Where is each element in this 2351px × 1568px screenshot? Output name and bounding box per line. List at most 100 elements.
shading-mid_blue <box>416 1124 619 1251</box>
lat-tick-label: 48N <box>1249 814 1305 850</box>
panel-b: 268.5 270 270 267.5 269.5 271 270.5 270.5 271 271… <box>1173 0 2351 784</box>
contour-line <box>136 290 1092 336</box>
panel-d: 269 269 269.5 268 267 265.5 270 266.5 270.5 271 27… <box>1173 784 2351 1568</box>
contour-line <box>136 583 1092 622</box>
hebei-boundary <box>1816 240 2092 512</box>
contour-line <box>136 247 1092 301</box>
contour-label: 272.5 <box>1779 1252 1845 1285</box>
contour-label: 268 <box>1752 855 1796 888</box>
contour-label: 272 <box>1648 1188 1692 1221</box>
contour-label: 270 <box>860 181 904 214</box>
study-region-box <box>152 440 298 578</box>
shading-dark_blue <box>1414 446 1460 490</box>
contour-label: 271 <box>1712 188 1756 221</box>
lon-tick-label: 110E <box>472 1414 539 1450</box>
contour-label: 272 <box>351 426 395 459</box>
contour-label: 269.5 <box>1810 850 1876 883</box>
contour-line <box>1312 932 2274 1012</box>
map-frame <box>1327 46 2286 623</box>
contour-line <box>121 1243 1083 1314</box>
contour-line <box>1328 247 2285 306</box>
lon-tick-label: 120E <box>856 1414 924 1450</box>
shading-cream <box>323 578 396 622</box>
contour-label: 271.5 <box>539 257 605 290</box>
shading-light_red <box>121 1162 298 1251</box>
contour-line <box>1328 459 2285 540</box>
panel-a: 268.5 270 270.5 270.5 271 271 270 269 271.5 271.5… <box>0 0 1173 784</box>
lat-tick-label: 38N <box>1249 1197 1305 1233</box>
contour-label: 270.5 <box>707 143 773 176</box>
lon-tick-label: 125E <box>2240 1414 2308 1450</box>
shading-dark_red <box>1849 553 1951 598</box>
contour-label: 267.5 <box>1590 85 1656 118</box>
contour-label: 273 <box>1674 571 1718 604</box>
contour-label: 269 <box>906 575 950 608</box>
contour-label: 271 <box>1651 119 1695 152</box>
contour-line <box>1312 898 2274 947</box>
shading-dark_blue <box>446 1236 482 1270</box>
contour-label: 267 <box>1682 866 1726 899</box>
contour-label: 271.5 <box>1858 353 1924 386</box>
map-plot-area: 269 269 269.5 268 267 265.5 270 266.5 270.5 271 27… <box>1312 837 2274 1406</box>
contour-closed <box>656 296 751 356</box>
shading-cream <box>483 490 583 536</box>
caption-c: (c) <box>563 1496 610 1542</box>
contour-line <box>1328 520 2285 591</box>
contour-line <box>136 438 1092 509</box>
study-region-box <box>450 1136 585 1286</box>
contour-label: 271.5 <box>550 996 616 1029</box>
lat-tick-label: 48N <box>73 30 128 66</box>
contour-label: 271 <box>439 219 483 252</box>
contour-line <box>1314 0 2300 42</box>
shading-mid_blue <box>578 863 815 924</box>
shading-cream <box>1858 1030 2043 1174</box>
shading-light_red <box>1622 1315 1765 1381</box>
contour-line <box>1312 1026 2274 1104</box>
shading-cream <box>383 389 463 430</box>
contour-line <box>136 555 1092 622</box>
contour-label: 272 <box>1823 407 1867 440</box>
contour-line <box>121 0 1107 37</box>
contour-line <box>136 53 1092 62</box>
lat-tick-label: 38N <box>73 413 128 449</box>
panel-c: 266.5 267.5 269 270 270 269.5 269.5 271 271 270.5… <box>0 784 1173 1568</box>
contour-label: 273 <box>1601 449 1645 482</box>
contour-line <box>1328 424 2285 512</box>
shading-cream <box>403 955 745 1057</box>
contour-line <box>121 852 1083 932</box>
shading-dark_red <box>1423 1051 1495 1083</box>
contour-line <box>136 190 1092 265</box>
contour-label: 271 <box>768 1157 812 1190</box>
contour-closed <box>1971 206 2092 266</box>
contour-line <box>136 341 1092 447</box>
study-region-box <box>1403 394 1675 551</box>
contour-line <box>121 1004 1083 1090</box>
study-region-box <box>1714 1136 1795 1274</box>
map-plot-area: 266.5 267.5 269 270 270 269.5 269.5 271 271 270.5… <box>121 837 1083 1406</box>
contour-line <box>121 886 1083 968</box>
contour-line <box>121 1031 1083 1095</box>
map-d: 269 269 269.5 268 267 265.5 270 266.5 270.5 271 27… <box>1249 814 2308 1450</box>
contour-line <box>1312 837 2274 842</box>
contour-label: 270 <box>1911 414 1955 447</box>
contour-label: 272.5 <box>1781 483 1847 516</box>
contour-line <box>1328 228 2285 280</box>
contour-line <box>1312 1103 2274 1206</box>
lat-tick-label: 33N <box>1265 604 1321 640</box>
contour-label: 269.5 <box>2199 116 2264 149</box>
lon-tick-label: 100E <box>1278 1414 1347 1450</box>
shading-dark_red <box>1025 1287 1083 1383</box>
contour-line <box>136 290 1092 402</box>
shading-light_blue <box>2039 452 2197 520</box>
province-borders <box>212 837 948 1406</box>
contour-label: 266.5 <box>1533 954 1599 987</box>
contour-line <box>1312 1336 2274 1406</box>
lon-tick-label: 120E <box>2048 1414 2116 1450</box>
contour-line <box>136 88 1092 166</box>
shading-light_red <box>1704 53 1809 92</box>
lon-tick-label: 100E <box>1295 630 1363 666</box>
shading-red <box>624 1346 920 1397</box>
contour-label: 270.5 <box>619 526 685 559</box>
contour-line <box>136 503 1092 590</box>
-- -- --
• Aim
Swap every occurrence of "contour-label" in the lines above for "isoline-label" and write out all the lines again, leaving everything else unchanged.

• Task response
Where is each element in this 2351px × 1568px screenshot? Output name and bounding box per line. List at most 100 elements.
shading-mid_blue <box>416 1124 619 1251</box>
lat-tick-label: 48N <box>1249 814 1305 850</box>
panel-b: 268.5 270 270 267.5 269.5 271 270.5 270.5 271 271… <box>1173 0 2351 784</box>
contour-line <box>136 290 1092 336</box>
panel-d: 269 269 269.5 268 267 265.5 270 266.5 270.5 271 27… <box>1173 784 2351 1568</box>
contour-line <box>136 583 1092 622</box>
hebei-boundary <box>1816 240 2092 512</box>
contour-line <box>136 247 1092 301</box>
isoline-label: 272.5 <box>1779 1252 1845 1285</box>
isoline-label: 268 <box>1752 855 1796 888</box>
isoline-label: 272 <box>1648 1188 1692 1221</box>
isoline-label: 270 <box>860 181 904 214</box>
study-region-box <box>152 440 298 578</box>
shading-dark_blue <box>1414 446 1460 490</box>
isoline-label: 271 <box>1712 188 1756 221</box>
lon-tick-label: 110E <box>472 1414 539 1450</box>
isoline-label: 272 <box>351 426 395 459</box>
isoline-label: 269.5 <box>1810 850 1876 883</box>
contour-line <box>1312 932 2274 1012</box>
map-frame <box>1327 46 2286 623</box>
contour-line <box>121 1243 1083 1314</box>
contour-line <box>1328 247 2285 306</box>
lon-tick-label: 120E <box>856 1414 924 1450</box>
shading-cream <box>323 578 396 622</box>
isoline-label: 271.5 <box>539 257 605 290</box>
shading-light_red <box>121 1162 298 1251</box>
contour-line <box>1328 459 2285 540</box>
panel-a: 268.5 270 270.5 270.5 271 271 270 269 271.5 271.5… <box>0 0 1173 784</box>
lat-tick-label: 38N <box>1249 1197 1305 1233</box>
isoline-label: 270.5 <box>707 143 773 176</box>
lon-tick-label: 125E <box>2240 1414 2308 1450</box>
shading-dark_red <box>1849 553 1951 598</box>
isoline-label: 267.5 <box>1590 85 1656 118</box>
isoline-label: 273 <box>1674 571 1718 604</box>
isoline-label: 269 <box>906 575 950 608</box>
isoline-label: 271 <box>1651 119 1695 152</box>
contour-line <box>1312 898 2274 947</box>
shading-dark_blue <box>446 1236 482 1270</box>
isoline-label: 267 <box>1682 866 1726 899</box>
isoline-label: 271.5 <box>1858 353 1924 386</box>
map-plot-area: 269 269 269.5 268 267 265.5 270 266.5 270.5 271 27… <box>1312 837 2274 1406</box>
contour-closed <box>656 296 751 356</box>
shading-cream <box>483 490 583 536</box>
caption-c: (c) <box>563 1496 610 1542</box>
contour-line <box>1328 520 2285 591</box>
contour-line <box>136 438 1092 509</box>
study-region-box <box>450 1136 585 1286</box>
isoline-label: 271.5 <box>550 996 616 1029</box>
lat-tick-label: 48N <box>73 30 128 66</box>
isoline-label: 271 <box>439 219 483 252</box>
contour-line <box>1314 0 2300 42</box>
shading-mid_blue <box>578 863 815 924</box>
shading-cream <box>1858 1030 2043 1174</box>
shading-light_red <box>1622 1315 1765 1381</box>
contour-line <box>1312 1026 2274 1104</box>
shading-cream <box>383 389 463 430</box>
contour-line <box>136 555 1092 622</box>
isoline-label: 272 <box>1823 407 1867 440</box>
contour-line <box>121 0 1107 37</box>
contour-line <box>136 53 1092 62</box>
lat-tick-label: 38N <box>73 413 128 449</box>
panel-c: 266.5 267.5 269 270 270 269.5 269.5 271 271 270.5… <box>0 784 1173 1568</box>
isoline-label: 273 <box>1601 449 1645 482</box>
contour-line <box>1328 424 2285 512</box>
shading-cream <box>403 955 745 1057</box>
contour-line <box>121 852 1083 932</box>
shading-dark_red <box>1423 1051 1495 1083</box>
contour-line <box>136 190 1092 265</box>
isoline-label: 271 <box>768 1157 812 1190</box>
contour-closed <box>1971 206 2092 266</box>
contour-line <box>136 341 1092 447</box>
study-region-box <box>1403 394 1675 551</box>
contour-line <box>121 1004 1083 1090</box>
study-region-box <box>1714 1136 1795 1274</box>
map-plot-area: 266.5 267.5 269 270 270 269.5 269.5 271 271 270.5… <box>121 837 1083 1406</box>
contour-line <box>121 886 1083 968</box>
contour-line <box>121 1031 1083 1095</box>
map-d: 269 269 269.5 268 267 265.5 270 266.5 270.5 271 27… <box>1249 814 2308 1450</box>
contour-line <box>1312 837 2274 842</box>
isoline-label: 270 <box>1911 414 1955 447</box>
isoline-label: 272.5 <box>1781 483 1847 516</box>
contour-line <box>1328 228 2285 280</box>
contour-line <box>1312 1103 2274 1206</box>
lat-tick-label: 33N <box>1265 604 1321 640</box>
isoline-label: 269.5 <box>2199 116 2264 149</box>
lon-tick-label: 100E <box>1278 1414 1347 1450</box>
shading-dark_red <box>1025 1287 1083 1383</box>
contour-line <box>136 290 1092 402</box>
shading-light_blue <box>2039 452 2197 520</box>
province-borders <box>212 837 948 1406</box>
isoline-label: 266.5 <box>1533 954 1599 987</box>
contour-line <box>1312 1336 2274 1406</box>
lon-tick-label: 120E <box>2048 1414 2116 1450</box>
contour-line <box>136 88 1092 166</box>
shading-light_red <box>1704 53 1809 92</box>
lon-tick-label: 100E <box>1295 630 1363 666</box>
shading-red <box>624 1346 920 1397</box>
isoline-label: 270.5 <box>619 526 685 559</box>
contour-line <box>136 503 1092 590</box>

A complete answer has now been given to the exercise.